start

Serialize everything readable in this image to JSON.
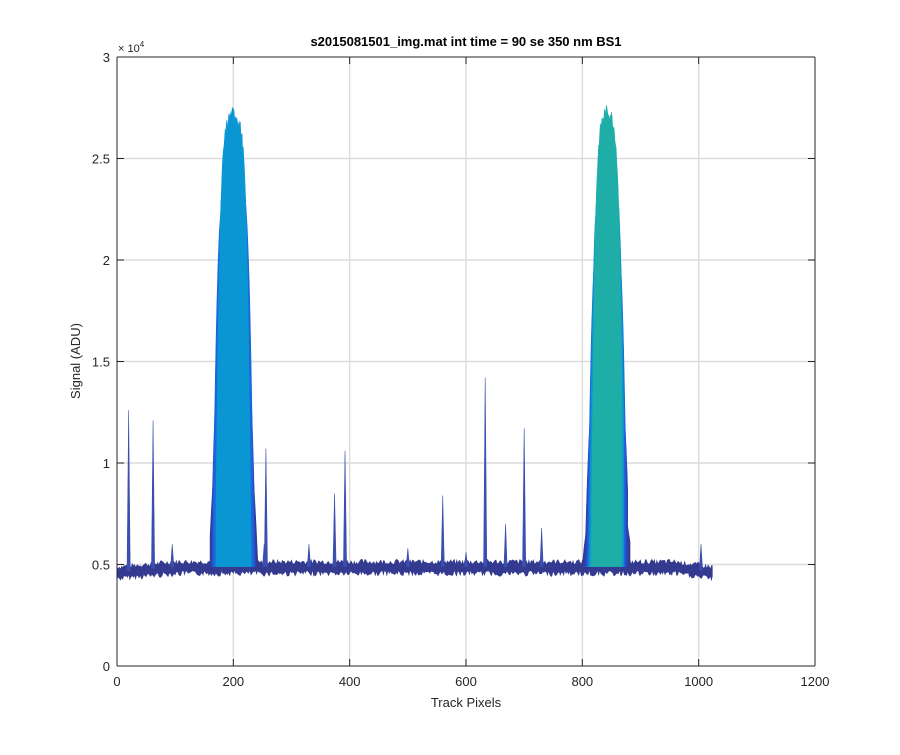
{
  "chart_data": {
    "type": "area",
    "title": "s2015081501_img.mat int time = 90 se  350 nm BS1",
    "xlabel": "Track Pixels",
    "ylabel": "Signal (ADU)",
    "y_exponent_label": "× 10",
    "y_exponent": "4",
    "xlim": [
      0,
      1200
    ],
    "ylim": [
      0,
      30000
    ],
    "xticks": [
      0,
      200,
      400,
      600,
      800,
      1000,
      1200
    ],
    "yticks": [
      0,
      5000,
      10000,
      15000,
      20000,
      25000,
      30000
    ],
    "ytick_labels": [
      "0",
      "0.5",
      "1",
      "1.5",
      "2",
      "2.5",
      "3"
    ],
    "grid": true,
    "baseline": 4900,
    "x_extent": [
      0,
      1024
    ],
    "colors": [
      "#343a8f",
      "#2f43b6",
      "#1a66de",
      "#0a96d2",
      "#1fada8"
    ],
    "series": [
      {
        "peaks": [
          {
            "x": [
              160,
              245
            ],
            "center": 200,
            "max": 12200
          },
          {
            "x": [
              795,
              882
            ],
            "center": 843,
            "max": 8200
          }
        ]
      },
      {
        "peaks": [
          {
            "x": [
              162,
              240
            ],
            "center": 200,
            "max": 18000
          },
          {
            "x": [
              800,
              878
            ],
            "center": 843,
            "max": 15500
          }
        ]
      },
      {
        "peaks": [
          {
            "x": [
              165,
              237
            ],
            "center": 200,
            "max": 25000
          },
          {
            "x": [
              805,
              874
            ],
            "center": 843,
            "max": 23000
          }
        ]
      },
      {
        "peaks": [
          {
            "x": [
              170,
              232
            ],
            "center": 200,
            "max": 27200
          },
          {
            "x": [
              808,
              871
            ],
            "center": 843,
            "max": 25500
          }
        ]
      },
      {
        "peaks": [
          {
            "x": [
              812,
              868
            ],
            "center": 843,
            "max": 27300
          }
        ]
      }
    ],
    "spikes": [
      {
        "x": 20,
        "y": 12600
      },
      {
        "x": 62,
        "y": 12100
      },
      {
        "x": 95,
        "y": 6000
      },
      {
        "x": 253,
        "y": 6000
      },
      {
        "x": 256,
        "y": 10700
      },
      {
        "x": 330,
        "y": 6000
      },
      {
        "x": 374,
        "y": 8500
      },
      {
        "x": 392,
        "y": 10600
      },
      {
        "x": 500,
        "y": 5800
      },
      {
        "x": 560,
        "y": 8400
      },
      {
        "x": 600,
        "y": 5600
      },
      {
        "x": 633,
        "y": 14200
      },
      {
        "x": 668,
        "y": 7000
      },
      {
        "x": 700,
        "y": 11700
      },
      {
        "x": 730,
        "y": 6800
      },
      {
        "x": 1004,
        "y": 6000
      }
    ]
  }
}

end

*Exercise*
Copy out each line word for word, please, skipping the images.

*Response for this exercise*
Serialize everything readable in this image to JSON.
{
  "chart_data": {
    "type": "area",
    "title": "s2015081501_img.mat int time = 90 se  350 nm BS1",
    "xlabel": "Track Pixels",
    "ylabel": "Signal (ADU)",
    "y_exponent_label": "× 10",
    "y_exponent": "4",
    "xlim": [
      0,
      1200
    ],
    "ylim": [
      0,
      30000
    ],
    "xticks": [
      0,
      200,
      400,
      600,
      800,
      1000,
      1200
    ],
    "yticks": [
      0,
      5000,
      10000,
      15000,
      20000,
      25000,
      30000
    ],
    "ytick_labels": [
      "0",
      "0.5",
      "1",
      "1.5",
      "2",
      "2.5",
      "3"
    ],
    "grid": true,
    "baseline": 4900,
    "x_extent": [
      0,
      1024
    ],
    "colors": [
      "#343a8f",
      "#2f43b6",
      "#1a66de",
      "#0a96d2",
      "#1fada8"
    ],
    "series": [
      {
        "peaks": [
          {
            "x": [
              160,
              245
            ],
            "center": 200,
            "max": 12200
          },
          {
            "x": [
              795,
              882
            ],
            "center": 843,
            "max": 8200
          }
        ]
      },
      {
        "peaks": [
          {
            "x": [
              162,
              240
            ],
            "center": 200,
            "max": 18000
          },
          {
            "x": [
              800,
              878
            ],
            "center": 843,
            "max": 15500
          }
        ]
      },
      {
        "peaks": [
          {
            "x": [
              165,
              237
            ],
            "center": 200,
            "max": 25000
          },
          {
            "x": [
              805,
              874
            ],
            "center": 843,
            "max": 23000
          }
        ]
      },
      {
        "peaks": [
          {
            "x": [
              170,
              232
            ],
            "center": 200,
            "max": 27200
          },
          {
            "x": [
              808,
              871
            ],
            "center": 843,
            "max": 25500
          }
        ]
      },
      {
        "peaks": [
          {
            "x": [
              812,
              868
            ],
            "center": 843,
            "max": 27300
          }
        ]
      }
    ],
    "spikes": [
      {
        "x": 20,
        "y": 12600
      },
      {
        "x": 62,
        "y": 12100
      },
      {
        "x": 95,
        "y": 6000
      },
      {
        "x": 253,
        "y": 6000
      },
      {
        "x": 256,
        "y": 10700
      },
      {
        "x": 330,
        "y": 6000
      },
      {
        "x": 374,
        "y": 8500
      },
      {
        "x": 392,
        "y": 10600
      },
      {
        "x": 500,
        "y": 5800
      },
      {
        "x": 560,
        "y": 8400
      },
      {
        "x": 600,
        "y": 5600
      },
      {
        "x": 633,
        "y": 14200
      },
      {
        "x": 668,
        "y": 7000
      },
      {
        "x": 700,
        "y": 11700
      },
      {
        "x": 730,
        "y": 6800
      },
      {
        "x": 1004,
        "y": 6000
      }
    ]
  }
}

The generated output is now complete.